┌─ Task data

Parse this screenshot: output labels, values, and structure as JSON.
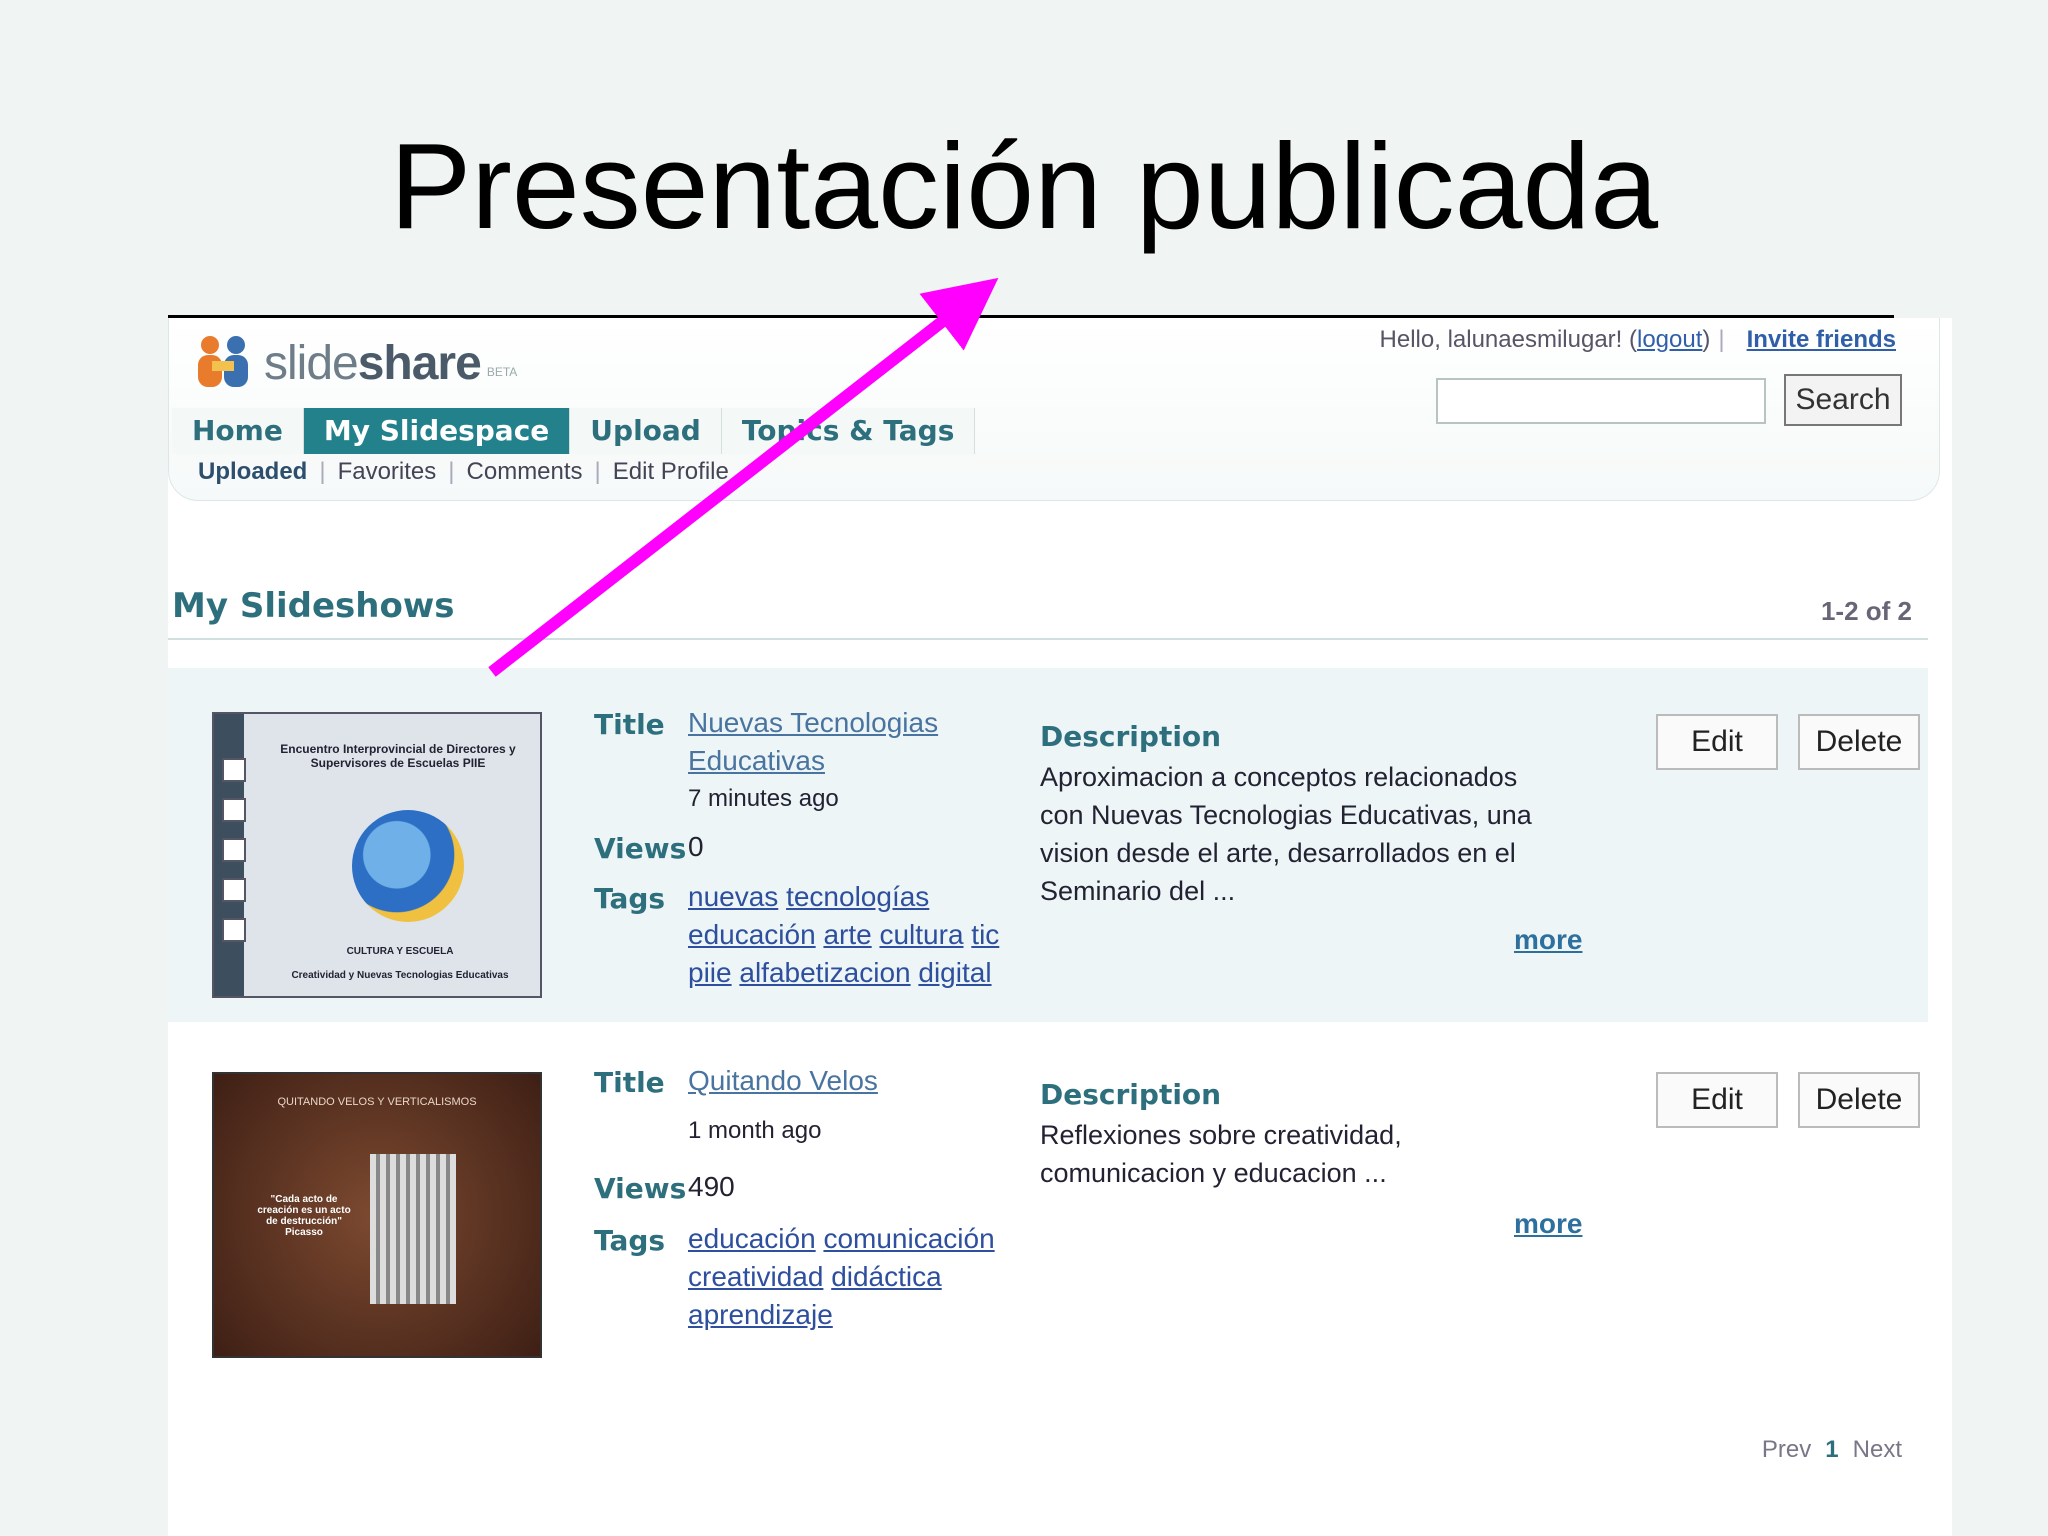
{
  "slide_title": "Presentación publicada",
  "header": {
    "logo_text_light": "slide",
    "logo_text_bold": "share",
    "logo_badge": "BETA",
    "hello_text": "Hello, lalunaesmilugar! (",
    "logout_label": "logout",
    "hello_close": ")",
    "invite_label": "Invite friends",
    "search_placeholder": "",
    "search_button": "Search"
  },
  "tabs": [
    {
      "label": "Home"
    },
    {
      "label": "My Slidespace",
      "active": true
    },
    {
      "label": "Upload"
    },
    {
      "label": "Topics & Tags"
    }
  ],
  "subnav": [
    "Uploaded",
    "Favorites",
    "Comments",
    "Edit Profile"
  ],
  "section": {
    "title": "My Slideshows",
    "count": "1-2 of 2"
  },
  "labels": {
    "title": "Title",
    "views": "Views",
    "tags": "Tags",
    "description": "Description",
    "more": "more",
    "edit": "Edit",
    "delete": "Delete"
  },
  "slideshows": [
    {
      "title_line1": "Nuevas Tecnologias",
      "title_line2": "Educativas",
      "time": "7 minutes ago",
      "views": "0",
      "tags": [
        "nuevas",
        "tecnologías",
        "educación",
        "arte",
        "cultura",
        "tic",
        "piie",
        "alfabetizacion",
        "digital"
      ],
      "description": "Aproximacion a conceptos relacionados con Nuevas Tecnologias Educativas, una vision desde el arte, desarrollados en el Seminario del ...",
      "thumb_caption": "Encuentro Interprovincial de Directores y Supervisores de Escuelas PIIE",
      "thumb_footer": "CULTURA Y ESCUELA",
      "thumb_footer2": "Creatividad y Nuevas Tecnologias Educativas"
    },
    {
      "title_line1": "Quitando Velos",
      "time": "1 month ago",
      "views": "490",
      "tags": [
        "educación",
        "comunicación",
        "creatividad",
        "didáctica",
        "aprendizaje"
      ],
      "description": "Reflexiones sobre creatividad, comunicacion y educacion ...",
      "thumb_caption": "QUITANDO VELOS Y VERTICALISMOS",
      "thumb_quote": "\"Cada acto de creación es un acto de destrucción\" Picasso"
    }
  ],
  "pager": {
    "prev": "Prev",
    "current": "1",
    "next": "Next"
  },
  "colors": {
    "accent": "#23818c",
    "arrow": "#ff00ff",
    "link": "#2d4f9d"
  }
}
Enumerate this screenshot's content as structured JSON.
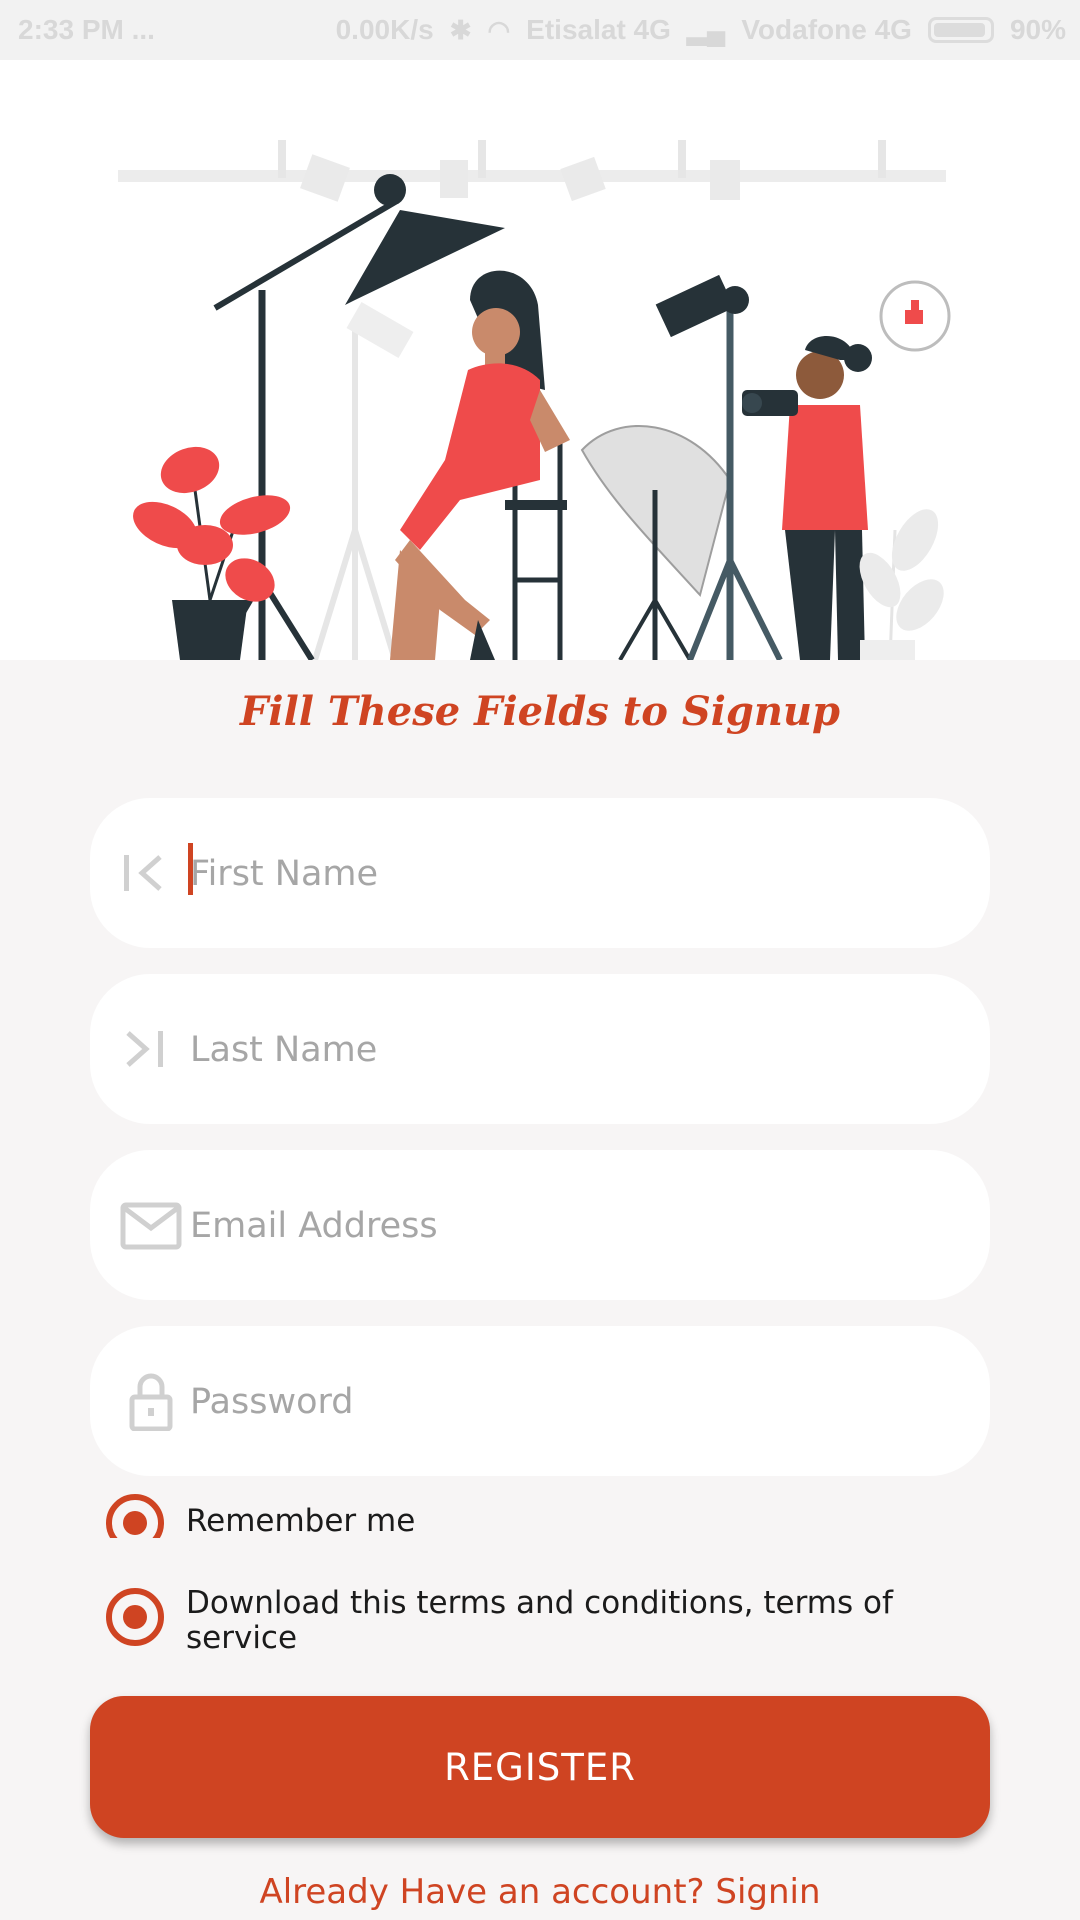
{
  "status_bar": {
    "time": "2:33 PM",
    "dots": "...",
    "speed": "0.00K/s",
    "carrier1": "Etisalat 4G",
    "carrier2": "Vodafone 4G",
    "battery": "90%"
  },
  "signup": {
    "title": "Fill These Fields to Signup",
    "first_name_placeholder": "First Name",
    "last_name_placeholder": "Last Name",
    "email_placeholder": "Email Address",
    "password_placeholder": "Password",
    "remember_label": "Remember me",
    "remember_checked": true,
    "terms_label": "Download this terms and conditions, terms of service",
    "terms_checked": true,
    "register_label": "REGISTER",
    "signin_label": "Already Have an account? Signin"
  },
  "colors": {
    "accent": "#cf4422",
    "background": "#f7f5f5",
    "field": "#ffffff"
  },
  "icons": [
    "first-page-icon",
    "last-page-icon",
    "mail-icon",
    "lock-icon"
  ]
}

└─

* [Directions for this task] Write out the data precisely as given, excluding the pictures.

* [Written response]
Parse this screenshot: output labels, values, and structure as JSON.
{
  "slide_title": "Presentación publicada",
  "header": {
    "logo_text_light": "slide",
    "logo_text_bold": "share",
    "logo_badge": "BETA",
    "hello_text": "Hello, lalunaesmilugar! (",
    "logout_label": "logout",
    "hello_close": ")",
    "invite_label": "Invite friends",
    "search_placeholder": "",
    "search_button": "Search"
  },
  "tabs": [
    {
      "label": "Home"
    },
    {
      "label": "My Slidespace",
      "active": true
    },
    {
      "label": "Upload"
    },
    {
      "label": "Topics & Tags"
    }
  ],
  "subnav": [
    "Uploaded",
    "Favorites",
    "Comments",
    "Edit Profile"
  ],
  "section": {
    "title": "My Slideshows",
    "count": "1-2 of 2"
  },
  "labels": {
    "title": "Title",
    "views": "Views",
    "tags": "Tags",
    "description": "Description",
    "more": "more",
    "edit": "Edit",
    "delete": "Delete"
  },
  "slideshows": [
    {
      "title_line1": "Nuevas Tecnologias",
      "title_line2": "Educativas",
      "time": "7 minutes ago",
      "views": "0",
      "tags": [
        "nuevas",
        "tecnologías",
        "educación",
        "arte",
        "cultura",
        "tic",
        "piie",
        "alfabetizacion",
        "digital"
      ],
      "description": "Aproximacion a conceptos relacionados con Nuevas Tecnologias Educativas, una vision desde el arte, desarrollados en el Seminario del ...",
      "thumb_caption": "Encuentro Interprovincial de Directores y Supervisores de Escuelas PIIE",
      "thumb_footer": "CULTURA Y ESCUELA",
      "thumb_footer2": "Creatividad y Nuevas Tecnologias Educativas"
    },
    {
      "title_line1": "Quitando Velos",
      "time": "1 month ago",
      "views": "490",
      "tags": [
        "educación",
        "comunicación",
        "creatividad",
        "didáctica",
        "aprendizaje"
      ],
      "description": "Reflexiones sobre creatividad, comunicacion y educacion ...",
      "thumb_caption": "QUITANDO VELOS Y VERTICALISMOS",
      "thumb_quote": "\"Cada acto de creación es un acto de destrucción\" Picasso"
    }
  ],
  "pager": {
    "prev": "Prev",
    "current": "1",
    "next": "Next"
  },
  "colors": {
    "accent": "#23818c",
    "arrow": "#ff00ff",
    "link": "#2d4f9d"
  }
}
Enumerate this screenshot's content as structured JSON.
{
  "status_bar": {
    "time": "2:33 PM",
    "dots": "...",
    "speed": "0.00K/s",
    "carrier1": "Etisalat 4G",
    "carrier2": "Vodafone 4G",
    "battery": "90%"
  },
  "signup": {
    "title": "Fill These Fields to Signup",
    "first_name_placeholder": "First Name",
    "last_name_placeholder": "Last Name",
    "email_placeholder": "Email Address",
    "password_placeholder": "Password",
    "remember_label": "Remember me",
    "remember_checked": true,
    "terms_label": "Download this terms and conditions, terms of service",
    "terms_checked": true,
    "register_label": "REGISTER",
    "signin_label": "Already Have an account? Signin"
  },
  "colors": {
    "accent": "#cf4422",
    "background": "#f7f5f5",
    "field": "#ffffff"
  },
  "icons": [
    "first-page-icon",
    "last-page-icon",
    "mail-icon",
    "lock-icon"
  ]
}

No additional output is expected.